Given instruction:
Write out all of the entries that follow, word for word, but skip the pictures.

--- START ---

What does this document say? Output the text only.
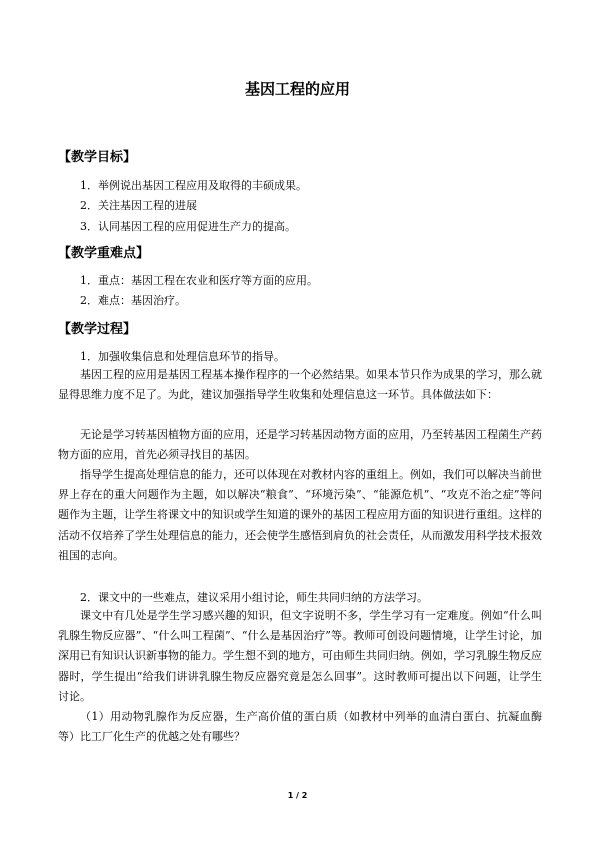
基因工程的应用

【教学目标】

1．举例说出基因工程应用及取得的丰硕成果。

2．关注基因工程的进展

3．认同基因工程的应用促进生产力的提高。

【教学重难点】

1．重点：基因工程在农业和医疗等方面的应用。

2．难点：基因治疗。

【教学过程】

1．加强收集信息和处理信息环节的指导。

基因工程的应用是基因工程基本操作程序的一个必然结果。如果本节只作为成果的学习，那么就显得思维力度不足了。为此，建议加强指导学生收集和处理信息这一环节。具体做法如下：

无论是学习转基因植物方面的应用，还是学习转基因动物方面的应用，乃至转基因工程菌生产药物方面的应用，首先必须寻找目的基因。

指导学生提高处理信息的能力，还可以体现在对教材内容的重组上。例如，我们可以解决当前世界上存在的重大问题作为主题，如以解决“粮食”、“环境污染”、“能源危机”、“攻克不治之症”等问题作为主题，让学生将课文中的知识或学生知道的课外的基因工程应用方面的知识进行重组。这样的活动不仅培养了学生处理信息的能力，还会使学生感悟到肩负的社会责任，从而激发用科学技术报效祖国的志向。

2．课文中的一些难点，建议采用小组讨论，师生共同归纳的方法学习。

课文中有几处是学生学习感兴趣的知识，但文字说明不多，学生学习有一定难度。例如“什么叫乳腺生物反应器”、“什么叫工程菌”、“什么是基因治疗”等。教师可创设问题情境，让学生讨论，加深用已有知识认识新事物的能力。学生想不到的地方，可由师生共同归纳。例如，学习乳腺生物反应器时，学生提出“给我们讲讲乳腺生物反应器究竟是怎么回事”。这时教师可提出以下问题，让学生讨论。

（1）用动物乳腺作为反应器，生产高价值的蛋白质（如教材中列举的血清白蛋白、抗凝血酶等）比工厂化生产的优越之处有哪些？

1 / 2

--- END ---

Correct response:
What does this document say? Output the text only.
基因工程的应用

【教学目标】

1．举例说出基因工程应用及取得的丰硕成果。

2．关注基因工程的进展

3．认同基因工程的应用促进生产力的提高。

【教学重难点】

1．重点：基因工程在农业和医疗等方面的应用。

2．难点：基因治疗。

【教学过程】

1．加强收集信息和处理信息环节的指导。

基因工程的应用是基因工程基本操作程序的一个必然结果。如果本节只作为成果的学习，那么就显得思维力度不足了。为此，建议加强指导学生收集和处理信息这一环节。具体做法如下：

无论是学习转基因植物方面的应用，还是学习转基因动物方面的应用，乃至转基因工程菌生产药物方面的应用，首先必须寻找目的基因。

指导学生提高处理信息的能力，还可以体现在对教材内容的重组上。例如，我们可以解决当前世界上存在的重大问题作为主题，如以解决“粮食”、“环境污染”、“能源危机”、“攻克不治之症”等问题作为主题，让学生将课文中的知识或学生知道的课外的基因工程应用方面的知识进行重组。这样的活动不仅培养了学生处理信息的能力，还会使学生感悟到肩负的社会责任，从而激发用科学技术报效祖国的志向。

2．课文中的一些难点，建议采用小组讨论，师生共同归纳的方法学习。

课文中有几处是学生学习感兴趣的知识，但文字说明不多，学生学习有一定难度。例如“什么叫乳腺生物反应器”、“什么叫工程菌”、“什么是基因治疗”等。教师可创设问题情境，让学生讨论，加深用已有知识认识新事物的能力。学生想不到的地方，可由师生共同归纳。例如，学习乳腺生物反应器时，学生提出“给我们讲讲乳腺生物反应器究竟是怎么回事”。这时教师可提出以下问题，让学生讨论。

（1）用动物乳腺作为反应器，生产高价值的蛋白质（如教材中列举的血清白蛋白、抗凝血酶等）比工厂化生产的优越之处有哪些？

1 / 2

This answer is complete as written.